Copy the records below exactly as they appear.

** Start **

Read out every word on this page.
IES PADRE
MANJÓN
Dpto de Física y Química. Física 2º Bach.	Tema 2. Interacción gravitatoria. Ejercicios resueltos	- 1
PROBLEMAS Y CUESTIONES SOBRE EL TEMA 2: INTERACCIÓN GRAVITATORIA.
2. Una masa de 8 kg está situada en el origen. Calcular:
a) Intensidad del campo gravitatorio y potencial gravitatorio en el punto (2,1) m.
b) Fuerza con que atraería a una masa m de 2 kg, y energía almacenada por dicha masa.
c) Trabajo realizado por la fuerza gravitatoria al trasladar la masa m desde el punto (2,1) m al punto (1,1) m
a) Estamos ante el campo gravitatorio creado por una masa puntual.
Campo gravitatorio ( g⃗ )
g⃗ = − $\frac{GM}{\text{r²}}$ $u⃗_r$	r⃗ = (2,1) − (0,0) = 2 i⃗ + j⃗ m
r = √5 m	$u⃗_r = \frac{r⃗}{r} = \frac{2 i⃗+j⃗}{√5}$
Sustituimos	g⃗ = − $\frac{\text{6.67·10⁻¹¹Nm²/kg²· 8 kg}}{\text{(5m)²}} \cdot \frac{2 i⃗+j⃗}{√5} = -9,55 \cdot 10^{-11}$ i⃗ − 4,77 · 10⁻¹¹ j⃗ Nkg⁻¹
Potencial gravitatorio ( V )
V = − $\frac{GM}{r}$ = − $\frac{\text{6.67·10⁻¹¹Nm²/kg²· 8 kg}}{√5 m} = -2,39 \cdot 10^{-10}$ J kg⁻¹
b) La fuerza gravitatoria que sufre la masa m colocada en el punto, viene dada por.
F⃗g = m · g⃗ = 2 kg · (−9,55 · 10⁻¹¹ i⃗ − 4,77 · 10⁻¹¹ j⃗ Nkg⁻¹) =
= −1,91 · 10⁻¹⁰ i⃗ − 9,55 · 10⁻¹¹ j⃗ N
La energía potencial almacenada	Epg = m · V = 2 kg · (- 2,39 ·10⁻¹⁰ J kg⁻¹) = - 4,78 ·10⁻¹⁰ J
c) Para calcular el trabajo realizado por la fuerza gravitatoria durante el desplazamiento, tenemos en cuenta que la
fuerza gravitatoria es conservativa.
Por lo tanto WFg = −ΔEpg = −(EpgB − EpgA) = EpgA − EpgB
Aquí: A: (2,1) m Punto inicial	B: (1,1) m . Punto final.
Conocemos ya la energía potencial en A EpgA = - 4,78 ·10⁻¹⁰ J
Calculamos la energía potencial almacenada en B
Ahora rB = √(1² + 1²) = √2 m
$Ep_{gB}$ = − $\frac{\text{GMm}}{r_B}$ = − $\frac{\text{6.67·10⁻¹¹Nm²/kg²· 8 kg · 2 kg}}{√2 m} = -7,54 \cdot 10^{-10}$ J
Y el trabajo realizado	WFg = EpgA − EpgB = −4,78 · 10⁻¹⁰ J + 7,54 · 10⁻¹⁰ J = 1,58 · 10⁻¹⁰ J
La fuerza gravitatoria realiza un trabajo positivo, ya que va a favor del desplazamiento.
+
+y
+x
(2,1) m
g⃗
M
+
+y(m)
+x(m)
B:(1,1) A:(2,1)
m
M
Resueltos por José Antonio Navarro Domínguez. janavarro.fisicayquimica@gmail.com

** End **

__Exercise response__.
Read out every word on this page.
IES PADRE
MANJÓN
Dpto de Física y Química. Física 2º Bach.	Tema 2. Interacción gravitatoria. Ejercicios resueltos	- 1
PROBLEMAS Y CUESTIONES SOBRE EL TEMA 2: INTERACCIÓN GRAVITATORIA.
2. Una masa de 8 kg está situada en el origen. Calcular:
a) Intensidad del campo gravitatorio y potencial gravitatorio en el punto (2,1) m.
b) Fuerza con que atraería a una masa m de 2 kg, y energía almacenada por dicha masa.
c) Trabajo realizado por la fuerza gravitatoria al trasladar la masa m desde el punto (2,1) m al punto (1,1) m
a) Estamos ante el campo gravitatorio creado por una masa puntual.
Campo gravitatorio ( g⃗ )
g⃗ = − $\frac{GM}{\text{r²}}$ $u⃗_r$	r⃗ = (2,1) − (0,0) = 2 i⃗ + j⃗ m
r = √5 m	$u⃗_r = \frac{r⃗}{r} = \frac{2 i⃗+j⃗}{√5}$
Sustituimos	g⃗ = − $\frac{\text{6.67·10⁻¹¹Nm²/kg²· 8 kg}}{\text{(5m)²}} \cdot \frac{2 i⃗+j⃗}{√5} = -9,55 \cdot 10^{-11}$ i⃗ − 4,77 · 10⁻¹¹ j⃗ Nkg⁻¹
Potencial gravitatorio ( V )
V = − $\frac{GM}{r}$ = − $\frac{\text{6.67·10⁻¹¹Nm²/kg²· 8 kg}}{√5 m} = -2,39 \cdot 10^{-10}$ J kg⁻¹
b) La fuerza gravitatoria que sufre la masa m colocada en el punto, viene dada por.
F⃗g = m · g⃗ = 2 kg · (−9,55 · 10⁻¹¹ i⃗ − 4,77 · 10⁻¹¹ j⃗ Nkg⁻¹) =
= −1,91 · 10⁻¹⁰ i⃗ − 9,55 · 10⁻¹¹ j⃗ N
La energía potencial almacenada	Epg = m · V = 2 kg · (- 2,39 ·10⁻¹⁰ J kg⁻¹) = - 4,78 ·10⁻¹⁰ J
c) Para calcular el trabajo realizado por la fuerza gravitatoria durante el desplazamiento, tenemos en cuenta que la
fuerza gravitatoria es conservativa.
Por lo tanto WFg = −ΔEpg = −(EpgB − EpgA) = EpgA − EpgB
Aquí: A: (2,1) m Punto inicial	B: (1,1) m . Punto final.
Conocemos ya la energía potencial en A EpgA = - 4,78 ·10⁻¹⁰ J
Calculamos la energía potencial almacenada en B
Ahora rB = √(1² + 1²) = √2 m
$Ep_{gB}$ = − $\frac{\text{GMm}}{r_B}$ = − $\frac{\text{6.67·10⁻¹¹Nm²/kg²· 8 kg · 2 kg}}{√2 m} = -7,54 \cdot 10^{-10}$ J
Y el trabajo realizado	WFg = EpgA − EpgB = −4,78 · 10⁻¹⁰ J + 7,54 · 10⁻¹⁰ J = 1,58 · 10⁻¹⁰ J
La fuerza gravitatoria realiza un trabajo positivo, ya que va a favor del desplazamiento.
+
+y
+x
(2,1) m
g⃗
M
+
+y(m)
+x(m)
B:(1,1) A:(2,1)
m
M
Resueltos por José Antonio Navarro Domínguez. janavarro.fisicayquimica@gmail.com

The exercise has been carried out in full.